Input:

★ ★ ★ ★ ★

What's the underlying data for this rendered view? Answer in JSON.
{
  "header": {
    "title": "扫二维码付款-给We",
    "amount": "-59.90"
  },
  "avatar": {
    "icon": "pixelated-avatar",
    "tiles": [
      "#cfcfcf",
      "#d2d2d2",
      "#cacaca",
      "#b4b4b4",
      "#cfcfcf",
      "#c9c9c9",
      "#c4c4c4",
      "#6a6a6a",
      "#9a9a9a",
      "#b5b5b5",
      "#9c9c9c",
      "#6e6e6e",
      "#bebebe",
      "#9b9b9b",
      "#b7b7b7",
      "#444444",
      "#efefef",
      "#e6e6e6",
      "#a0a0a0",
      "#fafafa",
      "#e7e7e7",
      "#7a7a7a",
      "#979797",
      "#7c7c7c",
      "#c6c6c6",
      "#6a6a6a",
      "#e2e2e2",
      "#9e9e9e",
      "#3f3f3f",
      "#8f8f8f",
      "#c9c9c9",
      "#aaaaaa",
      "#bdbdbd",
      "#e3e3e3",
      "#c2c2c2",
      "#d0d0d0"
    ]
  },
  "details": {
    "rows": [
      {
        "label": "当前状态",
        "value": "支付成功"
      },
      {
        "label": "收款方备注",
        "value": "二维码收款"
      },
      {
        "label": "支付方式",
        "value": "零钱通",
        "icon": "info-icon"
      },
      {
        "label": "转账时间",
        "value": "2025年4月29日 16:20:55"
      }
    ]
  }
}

★ ★ ★ ★ ★

Task:
Extract the whole listing, character for character.

Written solution:
What's the underlying data for this rendered view? Answer in JSON.
{
  "header": {
    "title": "扫二维码付款-给We",
    "amount": "-59.90"
  },
  "avatar": {
    "icon": "pixelated-avatar",
    "tiles": [
      "#cfcfcf",
      "#d2d2d2",
      "#cacaca",
      "#b4b4b4",
      "#cfcfcf",
      "#c9c9c9",
      "#c4c4c4",
      "#6a6a6a",
      "#9a9a9a",
      "#b5b5b5",
      "#9c9c9c",
      "#6e6e6e",
      "#bebebe",
      "#9b9b9b",
      "#b7b7b7",
      "#444444",
      "#efefef",
      "#e6e6e6",
      "#a0a0a0",
      "#fafafa",
      "#e7e7e7",
      "#7a7a7a",
      "#979797",
      "#7c7c7c",
      "#c6c6c6",
      "#6a6a6a",
      "#e2e2e2",
      "#9e9e9e",
      "#3f3f3f",
      "#8f8f8f",
      "#c9c9c9",
      "#aaaaaa",
      "#bdbdbd",
      "#e3e3e3",
      "#c2c2c2",
      "#d0d0d0"
    ]
  },
  "details": {
    "rows": [
      {
        "label": "当前状态",
        "value": "支付成功"
      },
      {
        "label": "收款方备注",
        "value": "二维码收款"
      },
      {
        "label": "支付方式",
        "value": "零钱通",
        "icon": "info-icon"
      },
      {
        "label": "转账时间",
        "value": "2025年4月29日 16:20:55"
      }
    ]
  }
}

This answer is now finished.